▶ _Request_
Find the lines of data that contain the string "bash", then list them.

▶ _Records to process_
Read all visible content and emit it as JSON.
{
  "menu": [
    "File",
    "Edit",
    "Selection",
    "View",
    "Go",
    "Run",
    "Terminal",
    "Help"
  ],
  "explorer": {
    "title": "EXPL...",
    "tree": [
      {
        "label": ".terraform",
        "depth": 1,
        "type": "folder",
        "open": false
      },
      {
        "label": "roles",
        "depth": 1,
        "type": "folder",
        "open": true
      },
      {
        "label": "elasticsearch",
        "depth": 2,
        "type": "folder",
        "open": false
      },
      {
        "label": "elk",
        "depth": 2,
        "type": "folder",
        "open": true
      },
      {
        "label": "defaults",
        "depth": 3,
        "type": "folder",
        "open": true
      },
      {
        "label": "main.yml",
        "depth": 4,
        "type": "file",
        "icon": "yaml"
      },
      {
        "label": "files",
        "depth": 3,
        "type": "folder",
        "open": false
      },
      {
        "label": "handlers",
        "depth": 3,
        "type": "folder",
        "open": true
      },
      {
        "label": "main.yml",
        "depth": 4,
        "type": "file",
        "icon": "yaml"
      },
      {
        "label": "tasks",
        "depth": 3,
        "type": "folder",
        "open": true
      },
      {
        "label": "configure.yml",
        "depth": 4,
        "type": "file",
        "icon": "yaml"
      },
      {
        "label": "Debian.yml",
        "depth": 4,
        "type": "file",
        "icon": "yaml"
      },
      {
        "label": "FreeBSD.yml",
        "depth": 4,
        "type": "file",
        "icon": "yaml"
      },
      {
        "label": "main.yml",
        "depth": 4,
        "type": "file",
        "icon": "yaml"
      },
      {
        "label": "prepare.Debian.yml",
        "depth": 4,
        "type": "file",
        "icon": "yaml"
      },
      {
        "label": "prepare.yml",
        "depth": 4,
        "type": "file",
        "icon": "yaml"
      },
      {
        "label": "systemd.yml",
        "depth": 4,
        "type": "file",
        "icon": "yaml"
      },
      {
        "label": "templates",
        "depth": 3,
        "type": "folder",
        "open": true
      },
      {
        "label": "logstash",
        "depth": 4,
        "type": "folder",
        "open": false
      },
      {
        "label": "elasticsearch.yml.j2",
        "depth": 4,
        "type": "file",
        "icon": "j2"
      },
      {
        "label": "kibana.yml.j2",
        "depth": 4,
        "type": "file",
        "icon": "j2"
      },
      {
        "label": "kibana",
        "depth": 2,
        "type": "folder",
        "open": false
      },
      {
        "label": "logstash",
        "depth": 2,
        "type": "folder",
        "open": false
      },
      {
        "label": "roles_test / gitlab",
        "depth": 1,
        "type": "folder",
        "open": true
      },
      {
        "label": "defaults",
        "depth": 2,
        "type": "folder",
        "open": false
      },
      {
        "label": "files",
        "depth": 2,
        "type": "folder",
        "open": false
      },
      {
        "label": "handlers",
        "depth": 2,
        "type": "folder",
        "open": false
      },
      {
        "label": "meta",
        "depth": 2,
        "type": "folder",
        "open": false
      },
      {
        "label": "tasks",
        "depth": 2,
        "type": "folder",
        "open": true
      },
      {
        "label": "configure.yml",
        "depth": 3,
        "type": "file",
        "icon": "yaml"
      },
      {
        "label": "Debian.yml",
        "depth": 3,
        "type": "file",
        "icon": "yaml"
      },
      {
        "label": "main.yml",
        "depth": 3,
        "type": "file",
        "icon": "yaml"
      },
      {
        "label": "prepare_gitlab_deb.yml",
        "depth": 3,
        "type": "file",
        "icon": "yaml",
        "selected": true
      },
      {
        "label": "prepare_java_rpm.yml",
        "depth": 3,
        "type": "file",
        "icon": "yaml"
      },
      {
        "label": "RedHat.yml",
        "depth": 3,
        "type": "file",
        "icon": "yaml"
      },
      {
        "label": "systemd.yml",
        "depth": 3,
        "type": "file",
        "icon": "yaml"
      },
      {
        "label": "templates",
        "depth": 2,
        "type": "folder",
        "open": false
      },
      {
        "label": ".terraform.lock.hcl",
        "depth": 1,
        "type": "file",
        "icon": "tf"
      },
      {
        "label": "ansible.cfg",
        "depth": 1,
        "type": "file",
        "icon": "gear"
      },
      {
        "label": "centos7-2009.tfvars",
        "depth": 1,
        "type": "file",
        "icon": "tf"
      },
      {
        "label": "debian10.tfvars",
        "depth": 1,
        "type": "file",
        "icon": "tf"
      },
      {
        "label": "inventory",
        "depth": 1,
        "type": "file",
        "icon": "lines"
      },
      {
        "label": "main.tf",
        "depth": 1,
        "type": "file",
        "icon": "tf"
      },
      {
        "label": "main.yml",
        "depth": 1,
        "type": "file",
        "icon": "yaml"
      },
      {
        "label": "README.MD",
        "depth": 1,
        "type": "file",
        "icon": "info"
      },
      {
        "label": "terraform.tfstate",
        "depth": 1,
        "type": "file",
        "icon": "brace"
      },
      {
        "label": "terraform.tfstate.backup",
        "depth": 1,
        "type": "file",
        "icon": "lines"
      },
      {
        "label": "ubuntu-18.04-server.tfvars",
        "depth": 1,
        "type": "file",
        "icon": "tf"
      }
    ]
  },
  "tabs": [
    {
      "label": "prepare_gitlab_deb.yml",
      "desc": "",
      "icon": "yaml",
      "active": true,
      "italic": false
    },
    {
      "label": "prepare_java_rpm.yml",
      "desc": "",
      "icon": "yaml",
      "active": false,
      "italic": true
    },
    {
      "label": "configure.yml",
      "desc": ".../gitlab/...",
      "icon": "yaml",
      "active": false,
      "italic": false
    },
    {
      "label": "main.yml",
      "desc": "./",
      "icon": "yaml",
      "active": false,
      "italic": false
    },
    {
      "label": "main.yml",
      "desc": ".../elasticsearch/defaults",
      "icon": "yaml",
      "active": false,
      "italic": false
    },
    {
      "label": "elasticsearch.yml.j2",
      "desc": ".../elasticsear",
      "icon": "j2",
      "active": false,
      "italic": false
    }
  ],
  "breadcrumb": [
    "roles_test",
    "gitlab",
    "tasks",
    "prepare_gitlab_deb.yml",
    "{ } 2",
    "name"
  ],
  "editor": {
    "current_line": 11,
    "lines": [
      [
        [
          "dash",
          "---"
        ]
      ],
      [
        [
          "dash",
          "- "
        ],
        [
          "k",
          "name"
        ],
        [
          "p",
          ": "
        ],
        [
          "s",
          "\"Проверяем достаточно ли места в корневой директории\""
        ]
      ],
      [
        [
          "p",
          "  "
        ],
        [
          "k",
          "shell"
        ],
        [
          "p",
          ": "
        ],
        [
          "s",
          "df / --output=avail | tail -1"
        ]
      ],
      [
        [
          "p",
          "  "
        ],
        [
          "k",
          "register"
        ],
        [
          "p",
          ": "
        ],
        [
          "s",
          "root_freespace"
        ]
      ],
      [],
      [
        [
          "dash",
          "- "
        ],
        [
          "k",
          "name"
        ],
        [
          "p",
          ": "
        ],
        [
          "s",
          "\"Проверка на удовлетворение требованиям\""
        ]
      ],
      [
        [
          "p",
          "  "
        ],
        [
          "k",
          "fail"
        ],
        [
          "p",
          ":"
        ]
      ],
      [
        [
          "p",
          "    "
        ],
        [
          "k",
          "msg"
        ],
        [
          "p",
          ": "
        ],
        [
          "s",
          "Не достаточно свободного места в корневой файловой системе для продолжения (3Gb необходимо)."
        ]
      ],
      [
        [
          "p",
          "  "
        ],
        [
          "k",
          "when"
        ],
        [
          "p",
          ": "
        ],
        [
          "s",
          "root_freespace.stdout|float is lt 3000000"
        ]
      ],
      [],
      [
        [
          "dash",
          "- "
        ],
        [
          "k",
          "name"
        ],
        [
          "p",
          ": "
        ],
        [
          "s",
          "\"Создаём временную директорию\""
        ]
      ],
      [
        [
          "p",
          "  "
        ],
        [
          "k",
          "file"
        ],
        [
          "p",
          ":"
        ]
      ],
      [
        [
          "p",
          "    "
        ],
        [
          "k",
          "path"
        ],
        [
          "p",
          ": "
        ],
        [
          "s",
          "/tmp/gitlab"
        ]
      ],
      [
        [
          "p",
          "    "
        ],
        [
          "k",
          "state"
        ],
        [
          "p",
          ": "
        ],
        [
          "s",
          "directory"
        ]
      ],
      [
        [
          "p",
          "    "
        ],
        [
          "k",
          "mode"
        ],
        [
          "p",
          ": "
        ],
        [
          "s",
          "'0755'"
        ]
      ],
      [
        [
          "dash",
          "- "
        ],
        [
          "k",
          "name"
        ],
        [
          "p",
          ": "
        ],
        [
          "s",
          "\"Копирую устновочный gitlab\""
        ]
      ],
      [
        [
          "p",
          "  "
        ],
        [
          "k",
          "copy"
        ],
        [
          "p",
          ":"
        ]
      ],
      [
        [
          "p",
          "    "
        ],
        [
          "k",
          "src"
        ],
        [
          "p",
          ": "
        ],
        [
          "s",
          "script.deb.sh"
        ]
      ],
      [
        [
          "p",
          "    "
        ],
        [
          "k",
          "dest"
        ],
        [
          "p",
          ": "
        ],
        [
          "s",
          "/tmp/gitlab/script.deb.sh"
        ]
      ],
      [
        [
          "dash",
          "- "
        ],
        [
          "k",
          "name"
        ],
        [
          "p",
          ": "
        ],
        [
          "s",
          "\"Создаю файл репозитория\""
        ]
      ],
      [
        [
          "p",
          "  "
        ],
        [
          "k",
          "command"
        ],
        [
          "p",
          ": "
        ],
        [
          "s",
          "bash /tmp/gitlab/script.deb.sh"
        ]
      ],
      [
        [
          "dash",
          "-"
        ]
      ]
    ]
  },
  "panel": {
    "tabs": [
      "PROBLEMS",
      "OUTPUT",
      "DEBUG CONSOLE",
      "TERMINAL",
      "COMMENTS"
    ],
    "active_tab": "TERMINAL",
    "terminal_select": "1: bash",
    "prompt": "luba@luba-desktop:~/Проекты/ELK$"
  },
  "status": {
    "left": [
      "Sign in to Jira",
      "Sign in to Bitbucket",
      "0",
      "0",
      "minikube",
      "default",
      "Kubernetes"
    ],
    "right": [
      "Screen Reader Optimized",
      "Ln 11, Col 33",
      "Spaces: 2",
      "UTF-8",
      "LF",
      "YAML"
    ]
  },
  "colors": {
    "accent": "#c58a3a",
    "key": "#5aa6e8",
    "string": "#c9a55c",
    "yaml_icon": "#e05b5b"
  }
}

▶ _Output_
          "bash /tmp/gitlab/script.deb.sh"
    "terminal_select": "1: bash",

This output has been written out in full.